* _INSTRUCTIONS_
1. According to the blog post, why was the writer allowed to hire only two additional shop staff?
2. Echo the part of the blog post between "They would make" and "among other duties.", inclusive.

* _SELECTED TEXT_
Monday, June 18, 2018

Getting Started



I had work to do even before I left for Connecticut.
As Technical Director I needed to help hire a shop staff for the summer.
The producer sent me several resumes of people who had applied to work at the theatre.
I was told I could hire two additional staff as there were several others that had already been hired.
I had tried to hire one of my recent students but he told me he already had plans for the summer.

There were not too many great choices in the resumes but one stood out as a promising prospect from Dickinson College in Pennsylvania and I offered him a job.
Dickinson College is a very old college with a long history including a former president and the early home of JenniCam a ground-breaking website in the evolution of the internet.

If you do not know about JenniCam you need to Google it as it is not the subject of this blog.

I was having a hard time finding another person for the shop as some of the candidates had taken other jobs but I was lucky that my former student’s summer plans had fallen through and was available and willing to work with me.
Soon after driving to Connecticut and moving in I met the rest of the staff and began work on the summer season.
I  had only two full time shop staff workers but the were both excellent and worked very hard.
They would make a little extra money serving as the run crew for some of the productions.
I will talk about them in more detail and what happened to them in a future Blog post.

Dean Adams, the producer of the festival and director of one of the plays, was a teacher at the host school and had run the festival for several seasons.
An interesting and talented man, he was originally from Seattle and went to high school with Bill Gates.
Dean’s sister-in-law was his assistant and kept the budget in line among other duties.
Like most theatres it seemed that everyone had duties beyond their job description with the goal of putting on a good production.

Dataset excerpts:
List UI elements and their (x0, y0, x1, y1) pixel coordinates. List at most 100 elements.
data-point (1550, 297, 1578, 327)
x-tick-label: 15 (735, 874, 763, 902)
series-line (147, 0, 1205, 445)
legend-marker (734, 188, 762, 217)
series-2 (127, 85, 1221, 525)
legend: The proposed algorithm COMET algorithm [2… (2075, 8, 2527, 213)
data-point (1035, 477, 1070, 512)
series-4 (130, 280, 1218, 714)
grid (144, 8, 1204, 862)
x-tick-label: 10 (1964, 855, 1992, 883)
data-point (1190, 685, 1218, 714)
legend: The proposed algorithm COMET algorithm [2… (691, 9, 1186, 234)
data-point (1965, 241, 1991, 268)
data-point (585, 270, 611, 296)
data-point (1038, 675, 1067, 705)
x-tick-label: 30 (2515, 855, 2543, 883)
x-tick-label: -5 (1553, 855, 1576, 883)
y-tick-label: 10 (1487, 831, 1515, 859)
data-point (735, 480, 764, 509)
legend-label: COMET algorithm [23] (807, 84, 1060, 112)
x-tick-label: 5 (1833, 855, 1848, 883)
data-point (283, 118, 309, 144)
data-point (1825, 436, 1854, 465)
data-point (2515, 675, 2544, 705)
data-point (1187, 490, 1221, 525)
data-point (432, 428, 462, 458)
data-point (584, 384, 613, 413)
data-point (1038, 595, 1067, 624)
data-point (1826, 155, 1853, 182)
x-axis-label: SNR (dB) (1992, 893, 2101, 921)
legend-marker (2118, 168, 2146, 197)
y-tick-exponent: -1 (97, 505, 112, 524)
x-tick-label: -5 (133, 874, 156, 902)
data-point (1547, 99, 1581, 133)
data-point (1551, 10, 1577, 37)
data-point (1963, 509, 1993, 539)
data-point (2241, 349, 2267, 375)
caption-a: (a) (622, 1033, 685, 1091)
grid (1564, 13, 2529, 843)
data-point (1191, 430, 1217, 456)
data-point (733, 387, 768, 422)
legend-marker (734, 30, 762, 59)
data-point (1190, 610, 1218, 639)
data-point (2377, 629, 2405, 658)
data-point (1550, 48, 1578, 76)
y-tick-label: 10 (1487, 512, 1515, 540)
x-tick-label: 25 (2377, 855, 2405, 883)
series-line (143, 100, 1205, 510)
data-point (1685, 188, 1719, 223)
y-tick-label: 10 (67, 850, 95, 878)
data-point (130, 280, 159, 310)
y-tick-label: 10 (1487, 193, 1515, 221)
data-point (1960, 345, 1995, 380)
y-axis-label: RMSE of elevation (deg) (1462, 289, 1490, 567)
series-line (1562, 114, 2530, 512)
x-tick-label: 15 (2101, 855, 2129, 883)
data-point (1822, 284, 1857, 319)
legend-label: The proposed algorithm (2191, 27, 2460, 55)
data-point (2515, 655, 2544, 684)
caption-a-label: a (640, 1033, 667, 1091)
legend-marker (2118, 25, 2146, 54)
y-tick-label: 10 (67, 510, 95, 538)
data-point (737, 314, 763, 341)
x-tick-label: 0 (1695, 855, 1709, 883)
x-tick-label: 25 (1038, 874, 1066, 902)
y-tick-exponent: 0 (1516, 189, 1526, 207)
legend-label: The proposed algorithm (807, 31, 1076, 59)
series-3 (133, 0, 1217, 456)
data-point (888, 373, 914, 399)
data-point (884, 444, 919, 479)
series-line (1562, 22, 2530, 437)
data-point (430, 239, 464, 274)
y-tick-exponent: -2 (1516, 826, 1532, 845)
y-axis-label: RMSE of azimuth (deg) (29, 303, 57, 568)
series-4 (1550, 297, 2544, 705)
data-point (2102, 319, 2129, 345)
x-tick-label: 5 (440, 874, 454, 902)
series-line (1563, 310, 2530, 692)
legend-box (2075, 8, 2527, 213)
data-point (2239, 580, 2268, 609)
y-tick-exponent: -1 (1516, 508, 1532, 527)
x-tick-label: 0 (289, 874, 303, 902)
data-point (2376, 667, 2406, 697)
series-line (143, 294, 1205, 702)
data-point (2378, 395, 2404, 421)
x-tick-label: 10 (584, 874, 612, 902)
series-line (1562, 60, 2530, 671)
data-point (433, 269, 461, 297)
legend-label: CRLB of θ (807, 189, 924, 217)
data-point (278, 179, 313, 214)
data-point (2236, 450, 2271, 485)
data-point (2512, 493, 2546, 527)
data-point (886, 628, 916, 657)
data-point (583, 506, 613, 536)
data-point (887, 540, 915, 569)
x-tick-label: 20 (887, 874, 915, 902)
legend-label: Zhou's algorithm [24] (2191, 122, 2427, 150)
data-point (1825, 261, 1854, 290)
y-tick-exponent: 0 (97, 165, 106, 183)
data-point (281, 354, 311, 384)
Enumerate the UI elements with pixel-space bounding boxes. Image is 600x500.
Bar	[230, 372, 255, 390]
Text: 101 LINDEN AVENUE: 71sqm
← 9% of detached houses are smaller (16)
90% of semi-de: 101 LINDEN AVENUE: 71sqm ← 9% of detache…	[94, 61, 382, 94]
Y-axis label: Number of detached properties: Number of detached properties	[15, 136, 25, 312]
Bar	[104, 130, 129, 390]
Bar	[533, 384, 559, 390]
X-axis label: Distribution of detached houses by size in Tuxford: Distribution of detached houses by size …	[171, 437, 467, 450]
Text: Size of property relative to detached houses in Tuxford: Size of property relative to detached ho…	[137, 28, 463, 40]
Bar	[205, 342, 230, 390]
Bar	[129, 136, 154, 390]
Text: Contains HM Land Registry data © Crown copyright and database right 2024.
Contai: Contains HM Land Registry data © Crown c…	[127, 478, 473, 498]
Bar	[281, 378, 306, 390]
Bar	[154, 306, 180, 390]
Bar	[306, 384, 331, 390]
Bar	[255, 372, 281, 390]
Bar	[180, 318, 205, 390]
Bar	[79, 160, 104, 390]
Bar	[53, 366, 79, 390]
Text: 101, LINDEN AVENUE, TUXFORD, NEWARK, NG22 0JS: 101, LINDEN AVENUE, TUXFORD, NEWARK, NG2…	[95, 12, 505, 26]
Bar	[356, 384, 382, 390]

* _EXERCISE RESPONSES_
1. The writer could hire only two more because several other staff members had already been hired.

2.
They would make a little extra money serving as the run crew for some of the productions.
I will talk about them in more detail and what happened to them in a future Blog post.

Dean Adams, the producer of the festival and director of one of the plays, was a teacher at the host school and had run the festival for several seasons.
An interesting and talented man, he was originally from Seattle and went to high school with Bill Gates.
Dean’s sister-in-law was his assistant and kept the budget in line among other duties.